(Task directions): Count lines with the string "pixels" in them. State the number alone.

(Records supplied):
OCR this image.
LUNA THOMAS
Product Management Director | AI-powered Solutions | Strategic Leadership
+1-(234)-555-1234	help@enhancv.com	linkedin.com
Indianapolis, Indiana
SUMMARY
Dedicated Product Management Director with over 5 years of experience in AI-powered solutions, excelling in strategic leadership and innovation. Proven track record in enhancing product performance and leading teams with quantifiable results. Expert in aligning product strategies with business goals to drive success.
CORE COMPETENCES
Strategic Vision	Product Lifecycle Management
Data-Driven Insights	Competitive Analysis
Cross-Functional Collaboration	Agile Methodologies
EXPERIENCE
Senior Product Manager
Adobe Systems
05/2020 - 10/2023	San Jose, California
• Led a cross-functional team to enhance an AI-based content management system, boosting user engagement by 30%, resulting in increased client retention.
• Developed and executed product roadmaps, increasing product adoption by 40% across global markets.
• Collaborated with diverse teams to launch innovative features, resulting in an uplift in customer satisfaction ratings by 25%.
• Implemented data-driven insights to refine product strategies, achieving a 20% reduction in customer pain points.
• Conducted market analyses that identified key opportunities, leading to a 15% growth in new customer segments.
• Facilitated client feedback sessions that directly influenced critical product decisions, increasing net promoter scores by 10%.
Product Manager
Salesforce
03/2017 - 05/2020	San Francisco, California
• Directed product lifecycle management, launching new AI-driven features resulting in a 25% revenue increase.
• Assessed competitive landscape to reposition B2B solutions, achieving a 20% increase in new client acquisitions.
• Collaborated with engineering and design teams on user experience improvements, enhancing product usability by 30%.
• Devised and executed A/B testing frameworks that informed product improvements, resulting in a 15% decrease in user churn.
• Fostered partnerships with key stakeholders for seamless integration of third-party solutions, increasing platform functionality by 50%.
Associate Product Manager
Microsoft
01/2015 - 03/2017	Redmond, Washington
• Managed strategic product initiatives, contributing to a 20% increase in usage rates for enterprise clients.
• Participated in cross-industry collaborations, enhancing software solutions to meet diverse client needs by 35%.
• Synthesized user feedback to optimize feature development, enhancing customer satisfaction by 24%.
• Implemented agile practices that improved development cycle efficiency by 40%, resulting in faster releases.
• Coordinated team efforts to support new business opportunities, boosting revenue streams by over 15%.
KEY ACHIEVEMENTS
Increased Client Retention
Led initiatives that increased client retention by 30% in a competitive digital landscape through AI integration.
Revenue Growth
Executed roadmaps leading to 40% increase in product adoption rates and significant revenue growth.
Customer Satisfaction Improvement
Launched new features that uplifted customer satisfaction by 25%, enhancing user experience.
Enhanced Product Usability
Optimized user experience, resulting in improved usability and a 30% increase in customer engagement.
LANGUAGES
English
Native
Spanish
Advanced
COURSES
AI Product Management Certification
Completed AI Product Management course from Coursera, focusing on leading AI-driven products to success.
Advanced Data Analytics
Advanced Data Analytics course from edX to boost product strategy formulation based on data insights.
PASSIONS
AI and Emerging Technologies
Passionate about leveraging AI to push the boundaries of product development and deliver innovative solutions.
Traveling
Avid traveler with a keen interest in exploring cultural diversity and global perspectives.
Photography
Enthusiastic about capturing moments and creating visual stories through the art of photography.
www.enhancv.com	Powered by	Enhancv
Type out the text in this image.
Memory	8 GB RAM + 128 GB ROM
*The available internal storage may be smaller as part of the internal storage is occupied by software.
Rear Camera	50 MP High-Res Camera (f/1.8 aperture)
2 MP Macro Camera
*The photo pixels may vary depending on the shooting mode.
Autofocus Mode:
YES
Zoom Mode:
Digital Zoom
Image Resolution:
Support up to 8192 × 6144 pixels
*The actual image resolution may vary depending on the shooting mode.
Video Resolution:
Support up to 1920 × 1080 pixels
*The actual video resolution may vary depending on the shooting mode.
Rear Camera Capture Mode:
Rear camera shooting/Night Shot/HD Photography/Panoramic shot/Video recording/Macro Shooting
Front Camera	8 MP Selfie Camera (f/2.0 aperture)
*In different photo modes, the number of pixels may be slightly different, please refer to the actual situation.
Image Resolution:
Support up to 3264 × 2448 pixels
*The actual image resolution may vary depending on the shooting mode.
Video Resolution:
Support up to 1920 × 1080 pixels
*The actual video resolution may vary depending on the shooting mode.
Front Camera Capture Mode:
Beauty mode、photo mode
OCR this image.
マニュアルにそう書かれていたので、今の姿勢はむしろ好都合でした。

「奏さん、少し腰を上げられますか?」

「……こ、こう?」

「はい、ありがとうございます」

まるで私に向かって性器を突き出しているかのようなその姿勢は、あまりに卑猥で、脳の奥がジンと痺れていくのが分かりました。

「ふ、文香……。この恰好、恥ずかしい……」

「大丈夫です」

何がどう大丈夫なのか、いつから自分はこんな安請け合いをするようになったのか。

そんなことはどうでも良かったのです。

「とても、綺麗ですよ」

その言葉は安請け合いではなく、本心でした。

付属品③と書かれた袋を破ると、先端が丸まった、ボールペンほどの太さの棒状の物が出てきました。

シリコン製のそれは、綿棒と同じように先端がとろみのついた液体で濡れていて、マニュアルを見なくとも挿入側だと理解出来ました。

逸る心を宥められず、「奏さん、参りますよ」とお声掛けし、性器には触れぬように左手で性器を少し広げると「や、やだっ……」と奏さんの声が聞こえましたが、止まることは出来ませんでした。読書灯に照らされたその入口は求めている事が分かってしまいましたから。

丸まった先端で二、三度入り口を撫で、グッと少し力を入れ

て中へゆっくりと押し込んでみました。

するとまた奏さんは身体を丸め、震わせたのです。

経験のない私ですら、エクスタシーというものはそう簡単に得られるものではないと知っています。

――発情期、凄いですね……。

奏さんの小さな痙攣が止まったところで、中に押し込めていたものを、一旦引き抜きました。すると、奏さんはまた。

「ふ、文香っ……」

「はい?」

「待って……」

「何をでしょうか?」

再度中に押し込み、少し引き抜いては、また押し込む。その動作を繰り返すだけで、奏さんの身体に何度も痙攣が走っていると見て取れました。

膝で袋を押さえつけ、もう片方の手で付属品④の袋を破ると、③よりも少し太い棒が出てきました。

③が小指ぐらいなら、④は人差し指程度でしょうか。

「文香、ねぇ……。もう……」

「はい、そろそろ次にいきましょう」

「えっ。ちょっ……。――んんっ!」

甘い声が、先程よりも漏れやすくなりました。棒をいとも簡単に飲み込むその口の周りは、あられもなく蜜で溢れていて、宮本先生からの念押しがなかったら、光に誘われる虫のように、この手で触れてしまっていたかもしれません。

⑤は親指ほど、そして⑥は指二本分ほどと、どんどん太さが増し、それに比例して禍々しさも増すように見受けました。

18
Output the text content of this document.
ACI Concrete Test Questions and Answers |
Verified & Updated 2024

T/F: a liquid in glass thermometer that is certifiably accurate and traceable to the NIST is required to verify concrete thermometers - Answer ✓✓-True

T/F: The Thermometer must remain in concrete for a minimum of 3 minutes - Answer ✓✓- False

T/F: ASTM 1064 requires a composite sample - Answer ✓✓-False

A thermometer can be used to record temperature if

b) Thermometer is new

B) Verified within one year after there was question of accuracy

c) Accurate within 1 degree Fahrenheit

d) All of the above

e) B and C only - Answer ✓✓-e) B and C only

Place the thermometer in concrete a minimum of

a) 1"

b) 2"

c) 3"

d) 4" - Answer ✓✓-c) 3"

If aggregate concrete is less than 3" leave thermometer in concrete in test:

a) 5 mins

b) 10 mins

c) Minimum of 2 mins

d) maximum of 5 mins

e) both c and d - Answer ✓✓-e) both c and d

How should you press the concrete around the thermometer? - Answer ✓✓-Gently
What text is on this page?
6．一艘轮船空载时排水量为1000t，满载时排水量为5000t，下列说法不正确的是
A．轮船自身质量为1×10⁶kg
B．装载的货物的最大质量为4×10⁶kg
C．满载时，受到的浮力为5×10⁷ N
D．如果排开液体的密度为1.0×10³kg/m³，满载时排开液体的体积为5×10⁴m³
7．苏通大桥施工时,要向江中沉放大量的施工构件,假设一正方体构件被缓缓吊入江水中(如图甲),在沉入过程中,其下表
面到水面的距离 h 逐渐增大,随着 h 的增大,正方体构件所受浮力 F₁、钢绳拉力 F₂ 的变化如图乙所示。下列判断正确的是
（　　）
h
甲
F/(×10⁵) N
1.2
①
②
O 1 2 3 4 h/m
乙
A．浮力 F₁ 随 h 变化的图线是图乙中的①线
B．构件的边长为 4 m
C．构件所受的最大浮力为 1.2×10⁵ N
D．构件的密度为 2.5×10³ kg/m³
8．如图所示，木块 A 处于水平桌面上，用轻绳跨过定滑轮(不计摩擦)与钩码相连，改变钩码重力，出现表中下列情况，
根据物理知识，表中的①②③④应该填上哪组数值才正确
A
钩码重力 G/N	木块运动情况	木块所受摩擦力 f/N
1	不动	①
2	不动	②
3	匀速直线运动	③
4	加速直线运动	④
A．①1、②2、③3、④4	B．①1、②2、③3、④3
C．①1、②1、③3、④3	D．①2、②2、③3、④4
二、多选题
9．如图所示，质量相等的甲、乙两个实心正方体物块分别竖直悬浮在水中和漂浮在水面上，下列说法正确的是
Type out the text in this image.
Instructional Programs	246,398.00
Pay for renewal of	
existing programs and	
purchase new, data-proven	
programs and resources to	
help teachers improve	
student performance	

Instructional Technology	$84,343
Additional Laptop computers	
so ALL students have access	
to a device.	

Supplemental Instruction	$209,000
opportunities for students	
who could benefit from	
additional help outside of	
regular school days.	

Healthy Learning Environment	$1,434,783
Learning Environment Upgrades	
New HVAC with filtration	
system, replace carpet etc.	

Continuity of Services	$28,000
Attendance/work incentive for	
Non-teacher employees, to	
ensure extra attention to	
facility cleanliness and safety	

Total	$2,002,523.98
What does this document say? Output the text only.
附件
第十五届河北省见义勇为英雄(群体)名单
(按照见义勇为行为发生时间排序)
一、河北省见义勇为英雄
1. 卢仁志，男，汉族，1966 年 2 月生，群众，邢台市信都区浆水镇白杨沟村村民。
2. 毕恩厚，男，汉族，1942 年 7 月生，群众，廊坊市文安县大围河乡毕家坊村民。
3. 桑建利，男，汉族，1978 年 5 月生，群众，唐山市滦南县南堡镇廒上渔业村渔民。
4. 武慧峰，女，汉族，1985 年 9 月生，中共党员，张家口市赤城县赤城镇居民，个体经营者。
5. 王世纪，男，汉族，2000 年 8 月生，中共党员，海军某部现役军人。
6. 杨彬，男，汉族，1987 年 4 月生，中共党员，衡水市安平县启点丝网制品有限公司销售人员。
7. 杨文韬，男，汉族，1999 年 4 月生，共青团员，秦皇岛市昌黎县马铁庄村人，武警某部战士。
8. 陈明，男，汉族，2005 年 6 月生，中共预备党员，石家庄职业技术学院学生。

(Full response): 6